_JOB_
Will you write out the data exactly, excluding every picture?

Items listed in a dataset:

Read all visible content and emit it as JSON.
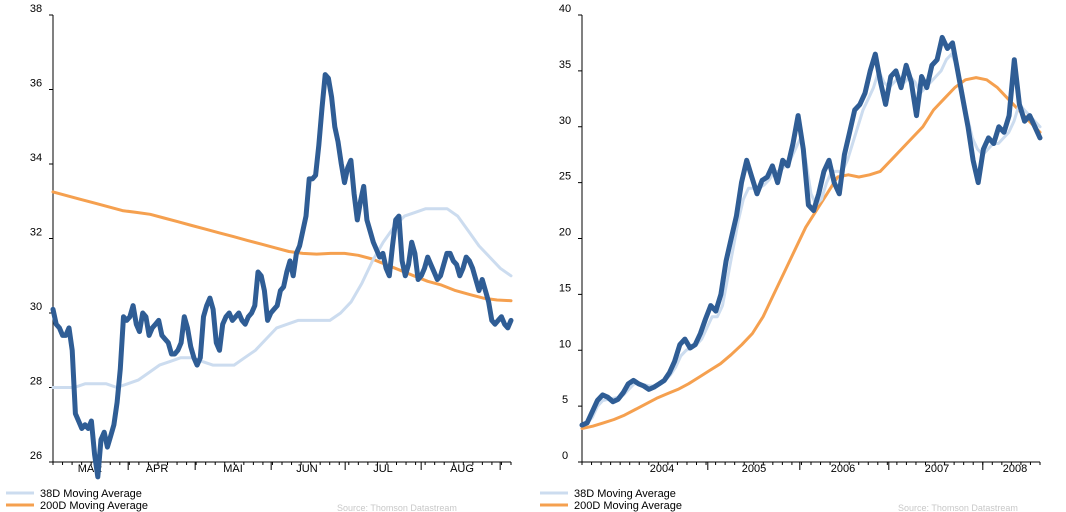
{
  "chart_data": [
    {
      "type": "line",
      "ylim": [
        26,
        38
      ],
      "y_ticks": [
        "26",
        "28",
        "30",
        "32",
        "34",
        "36",
        "38"
      ],
      "x_labels": [
        "MAR",
        "APR",
        "MAI",
        "JUN",
        "JUL",
        "AUG"
      ],
      "series": [
        {
          "name": "",
          "color": "#2f5d95",
          "values": [
            30.1,
            29.7,
            29.6,
            29.4,
            29.4,
            29.6,
            29.0,
            27.3,
            27.1,
            26.9,
            27.0,
            26.9,
            27.1,
            26.2,
            25.6,
            26.6,
            26.8,
            26.4,
            26.7,
            27.0,
            27.6,
            28.5,
            29.9,
            29.8,
            29.9,
            30.2,
            29.7,
            29.5,
            30.0,
            29.9,
            29.4,
            29.6,
            29.7,
            29.8,
            29.4,
            29.3,
            29.2,
            28.9,
            28.9,
            29.0,
            29.2,
            29.9,
            29.6,
            29.1,
            28.8,
            28.6,
            28.8,
            29.9,
            30.2,
            30.4,
            30.1,
            29.2,
            29.0,
            29.7,
            29.9,
            30.0,
            29.8,
            29.9,
            30.0,
            29.8,
            29.7,
            29.9,
            30.0,
            30.2,
            31.1,
            31.0,
            30.6,
            29.8,
            30.0,
            30.1,
            30.2,
            30.6,
            30.7,
            31.1,
            31.4,
            31.0,
            31.6,
            31.8,
            32.2,
            32.6,
            33.6,
            33.6,
            33.7,
            34.5,
            35.5,
            36.4,
            36.3,
            35.8,
            35.0,
            34.6,
            34.0,
            33.5,
            33.9,
            34.1,
            33.2,
            32.5,
            33.0,
            33.4,
            32.5,
            32.2,
            31.9,
            31.7,
            31.5,
            31.6,
            31.2,
            31.0,
            31.8,
            32.5,
            32.6,
            31.4,
            31.0,
            31.3,
            31.9,
            31.6,
            30.9,
            31.0,
            31.2,
            31.5,
            31.3,
            31.1,
            30.9,
            31.0,
            31.3,
            31.6,
            31.6,
            31.4,
            31.3,
            31.0,
            31.2,
            31.5,
            31.4,
            31.2,
            30.9,
            30.6,
            30.9,
            30.6,
            30.3,
            29.8,
            29.7,
            29.8,
            29.9,
            29.7,
            29.6,
            29.8
          ]
        },
        {
          "name": "38D Moving Average",
          "color": "#ccdcef",
          "values": [
            28.0,
            28.0,
            28.0,
            28.1,
            28.1,
            28.1,
            28.0,
            28.1,
            28.2,
            28.4,
            28.6,
            28.7,
            28.8,
            28.8,
            28.7,
            28.6,
            28.6,
            28.6,
            28.8,
            29.0,
            29.3,
            29.6,
            29.7,
            29.8,
            29.8,
            29.8,
            29.8,
            30.0,
            30.3,
            30.8,
            31.4,
            31.9,
            32.3,
            32.6,
            32.7,
            32.8,
            32.8,
            32.8,
            32.6,
            32.2,
            31.8,
            31.5,
            31.2,
            31.0
          ]
        },
        {
          "name": "200D Moving Average",
          "color": "#f5a04f",
          "values": [
            33.25,
            33.15,
            33.05,
            32.95,
            32.85,
            32.75,
            32.7,
            32.65,
            32.55,
            32.45,
            32.35,
            32.25,
            32.15,
            32.05,
            31.95,
            31.85,
            31.75,
            31.65,
            31.6,
            31.58,
            31.6,
            31.6,
            31.55,
            31.45,
            31.3,
            31.15,
            31.0,
            30.85,
            30.75,
            30.6,
            30.5,
            30.4,
            30.35,
            30.33
          ]
        }
      ]
    },
    {
      "type": "line",
      "ylim": [
        0,
        40
      ],
      "y_ticks": [
        "0",
        "5",
        "10",
        "15",
        "20",
        "25",
        "30",
        "35",
        "40"
      ],
      "x_labels": [
        "2004",
        "2005",
        "2006",
        "2007",
        "2008"
      ],
      "series": [
        {
          "name": "",
          "color": "#2f5d95",
          "values": [
            3.3,
            3.5,
            4.5,
            5.5,
            6.0,
            5.8,
            5.4,
            5.6,
            6.2,
            7.0,
            7.3,
            7.0,
            6.8,
            6.5,
            6.7,
            7.0,
            7.3,
            8.0,
            9.0,
            10.5,
            11.0,
            10.2,
            10.5,
            11.5,
            12.8,
            14.0,
            13.5,
            15.0,
            18.0,
            20.0,
            22.0,
            25.0,
            27.0,
            25.5,
            24.0,
            25.2,
            25.5,
            26.5,
            25.0,
            27.0,
            26.5,
            28.5,
            31.0,
            28.0,
            23.0,
            22.5,
            24.0,
            26.0,
            27.0,
            25.0,
            24.0,
            27.5,
            29.5,
            31.5,
            32.0,
            33.0,
            35.0,
            36.5,
            34.0,
            32.0,
            34.5,
            35.0,
            33.5,
            35.5,
            34.0,
            31.0,
            34.5,
            33.5,
            35.5,
            36.0,
            38.0,
            37.0,
            37.5,
            35.0,
            32.5,
            30.0,
            27.0,
            25.0,
            28.0,
            29.0,
            28.5,
            30.0,
            29.5,
            31.0,
            36.0,
            32.0,
            30.5,
            31.0,
            30.0,
            29.0
          ]
        },
        {
          "name": "38D Moving Average",
          "color": "#ccdcef",
          "values": [
            3.3,
            3.5,
            4.0,
            5.0,
            5.5,
            5.6,
            5.7,
            5.8,
            6.0,
            6.5,
            7.0,
            7.0,
            6.9,
            6.8,
            6.8,
            7.0,
            7.3,
            7.8,
            8.5,
            9.5,
            10.0,
            10.2,
            10.5,
            11.0,
            12.0,
            13.0,
            13.0,
            14.0,
            16.5,
            19.0,
            21.5,
            23.5,
            24.5,
            24.5,
            24.5,
            24.8,
            25.3,
            26.0,
            26.0,
            26.5,
            27.0,
            28.0,
            29.0,
            27.0,
            24.0,
            23.0,
            23.5,
            25.0,
            26.0,
            26.0,
            26.0,
            27.0,
            28.5,
            30.0,
            31.5,
            32.5,
            33.5,
            35.0,
            34.0,
            33.5,
            34.0,
            34.5,
            34.0,
            34.5,
            34.0,
            33.0,
            33.5,
            34.0,
            34.5,
            35.0,
            36.0,
            36.5,
            35.5,
            33.5,
            31.0,
            29.0,
            28.0,
            27.5,
            28.0,
            28.5,
            28.5,
            29.0,
            29.5,
            30.5,
            32.0,
            31.5,
            31.0,
            30.5,
            30.0
          ]
        },
        {
          "name": "200D Moving Average",
          "color": "#f5a04f",
          "values": [
            3.0,
            3.2,
            3.5,
            3.8,
            4.2,
            4.7,
            5.2,
            5.7,
            6.1,
            6.5,
            7.0,
            7.6,
            8.2,
            8.8,
            9.6,
            10.5,
            11.5,
            13.0,
            15.0,
            17.0,
            19.0,
            21.0,
            22.5,
            24.0,
            25.5,
            25.7,
            25.5,
            25.7,
            26.0,
            27.0,
            28.0,
            29.0,
            30.0,
            31.5,
            32.5,
            33.5,
            34.2,
            34.4,
            34.2,
            33.5,
            32.5,
            31.5,
            30.5,
            29.5
          ]
        }
      ]
    }
  ],
  "legend": {
    "item_1": "38D Moving Average",
    "item_2": "200D Moving Average"
  },
  "source_text": "Source: Thomson Datastream"
}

_REPLY_
Read all visible content and emit it as JSON.
{
  "chart_data": [
    {
      "type": "line",
      "ylim": [
        26,
        38
      ],
      "y_ticks": [
        "26",
        "28",
        "30",
        "32",
        "34",
        "36",
        "38"
      ],
      "x_labels": [
        "MAR",
        "APR",
        "MAI",
        "JUN",
        "JUL",
        "AUG"
      ],
      "series": [
        {
          "name": "",
          "color": "#2f5d95",
          "values": [
            30.1,
            29.7,
            29.6,
            29.4,
            29.4,
            29.6,
            29.0,
            27.3,
            27.1,
            26.9,
            27.0,
            26.9,
            27.1,
            26.2,
            25.6,
            26.6,
            26.8,
            26.4,
            26.7,
            27.0,
            27.6,
            28.5,
            29.9,
            29.8,
            29.9,
            30.2,
            29.7,
            29.5,
            30.0,
            29.9,
            29.4,
            29.6,
            29.7,
            29.8,
            29.4,
            29.3,
            29.2,
            28.9,
            28.9,
            29.0,
            29.2,
            29.9,
            29.6,
            29.1,
            28.8,
            28.6,
            28.8,
            29.9,
            30.2,
            30.4,
            30.1,
            29.2,
            29.0,
            29.7,
            29.9,
            30.0,
            29.8,
            29.9,
            30.0,
            29.8,
            29.7,
            29.9,
            30.0,
            30.2,
            31.1,
            31.0,
            30.6,
            29.8,
            30.0,
            30.1,
            30.2,
            30.6,
            30.7,
            31.1,
            31.4,
            31.0,
            31.6,
            31.8,
            32.2,
            32.6,
            33.6,
            33.6,
            33.7,
            34.5,
            35.5,
            36.4,
            36.3,
            35.8,
            35.0,
            34.6,
            34.0,
            33.5,
            33.9,
            34.1,
            33.2,
            32.5,
            33.0,
            33.4,
            32.5,
            32.2,
            31.9,
            31.7,
            31.5,
            31.6,
            31.2,
            31.0,
            31.8,
            32.5,
            32.6,
            31.4,
            31.0,
            31.3,
            31.9,
            31.6,
            30.9,
            31.0,
            31.2,
            31.5,
            31.3,
            31.1,
            30.9,
            31.0,
            31.3,
            31.6,
            31.6,
            31.4,
            31.3,
            31.0,
            31.2,
            31.5,
            31.4,
            31.2,
            30.9,
            30.6,
            30.9,
            30.6,
            30.3,
            29.8,
            29.7,
            29.8,
            29.9,
            29.7,
            29.6,
            29.8
          ]
        },
        {
          "name": "38D Moving Average",
          "color": "#ccdcef",
          "values": [
            28.0,
            28.0,
            28.0,
            28.1,
            28.1,
            28.1,
            28.0,
            28.1,
            28.2,
            28.4,
            28.6,
            28.7,
            28.8,
            28.8,
            28.7,
            28.6,
            28.6,
            28.6,
            28.8,
            29.0,
            29.3,
            29.6,
            29.7,
            29.8,
            29.8,
            29.8,
            29.8,
            30.0,
            30.3,
            30.8,
            31.4,
            31.9,
            32.3,
            32.6,
            32.7,
            32.8,
            32.8,
            32.8,
            32.6,
            32.2,
            31.8,
            31.5,
            31.2,
            31.0
          ]
        },
        {
          "name": "200D Moving Average",
          "color": "#f5a04f",
          "values": [
            33.25,
            33.15,
            33.05,
            32.95,
            32.85,
            32.75,
            32.7,
            32.65,
            32.55,
            32.45,
            32.35,
            32.25,
            32.15,
            32.05,
            31.95,
            31.85,
            31.75,
            31.65,
            31.6,
            31.58,
            31.6,
            31.6,
            31.55,
            31.45,
            31.3,
            31.15,
            31.0,
            30.85,
            30.75,
            30.6,
            30.5,
            30.4,
            30.35,
            30.33
          ]
        }
      ]
    },
    {
      "type": "line",
      "ylim": [
        0,
        40
      ],
      "y_ticks": [
        "0",
        "5",
        "10",
        "15",
        "20",
        "25",
        "30",
        "35",
        "40"
      ],
      "x_labels": [
        "2004",
        "2005",
        "2006",
        "2007",
        "2008"
      ],
      "series": [
        {
          "name": "",
          "color": "#2f5d95",
          "values": [
            3.3,
            3.5,
            4.5,
            5.5,
            6.0,
            5.8,
            5.4,
            5.6,
            6.2,
            7.0,
            7.3,
            7.0,
            6.8,
            6.5,
            6.7,
            7.0,
            7.3,
            8.0,
            9.0,
            10.5,
            11.0,
            10.2,
            10.5,
            11.5,
            12.8,
            14.0,
            13.5,
            15.0,
            18.0,
            20.0,
            22.0,
            25.0,
            27.0,
            25.5,
            24.0,
            25.2,
            25.5,
            26.5,
            25.0,
            27.0,
            26.5,
            28.5,
            31.0,
            28.0,
            23.0,
            22.5,
            24.0,
            26.0,
            27.0,
            25.0,
            24.0,
            27.5,
            29.5,
            31.5,
            32.0,
            33.0,
            35.0,
            36.5,
            34.0,
            32.0,
            34.5,
            35.0,
            33.5,
            35.5,
            34.0,
            31.0,
            34.5,
            33.5,
            35.5,
            36.0,
            38.0,
            37.0,
            37.5,
            35.0,
            32.5,
            30.0,
            27.0,
            25.0,
            28.0,
            29.0,
            28.5,
            30.0,
            29.5,
            31.0,
            36.0,
            32.0,
            30.5,
            31.0,
            30.0,
            29.0
          ]
        },
        {
          "name": "38D Moving Average",
          "color": "#ccdcef",
          "values": [
            3.3,
            3.5,
            4.0,
            5.0,
            5.5,
            5.6,
            5.7,
            5.8,
            6.0,
            6.5,
            7.0,
            7.0,
            6.9,
            6.8,
            6.8,
            7.0,
            7.3,
            7.8,
            8.5,
            9.5,
            10.0,
            10.2,
            10.5,
            11.0,
            12.0,
            13.0,
            13.0,
            14.0,
            16.5,
            19.0,
            21.5,
            23.5,
            24.5,
            24.5,
            24.5,
            24.8,
            25.3,
            26.0,
            26.0,
            26.5,
            27.0,
            28.0,
            29.0,
            27.0,
            24.0,
            23.0,
            23.5,
            25.0,
            26.0,
            26.0,
            26.0,
            27.0,
            28.5,
            30.0,
            31.5,
            32.5,
            33.5,
            35.0,
            34.0,
            33.5,
            34.0,
            34.5,
            34.0,
            34.5,
            34.0,
            33.0,
            33.5,
            34.0,
            34.5,
            35.0,
            36.0,
            36.5,
            35.5,
            33.5,
            31.0,
            29.0,
            28.0,
            27.5,
            28.0,
            28.5,
            28.5,
            29.0,
            29.5,
            30.5,
            32.0,
            31.5,
            31.0,
            30.5,
            30.0
          ]
        },
        {
          "name": "200D Moving Average",
          "color": "#f5a04f",
          "values": [
            3.0,
            3.2,
            3.5,
            3.8,
            4.2,
            4.7,
            5.2,
            5.7,
            6.1,
            6.5,
            7.0,
            7.6,
            8.2,
            8.8,
            9.6,
            10.5,
            11.5,
            13.0,
            15.0,
            17.0,
            19.0,
            21.0,
            22.5,
            24.0,
            25.5,
            25.7,
            25.5,
            25.7,
            26.0,
            27.0,
            28.0,
            29.0,
            30.0,
            31.5,
            32.5,
            33.5,
            34.2,
            34.4,
            34.2,
            33.5,
            32.5,
            31.5,
            30.5,
            29.5
          ]
        }
      ]
    }
  ],
  "legend": {
    "item_1": "38D Moving Average",
    "item_2": "200D Moving Average"
  },
  "source_text": "Source: Thomson Datastream"
}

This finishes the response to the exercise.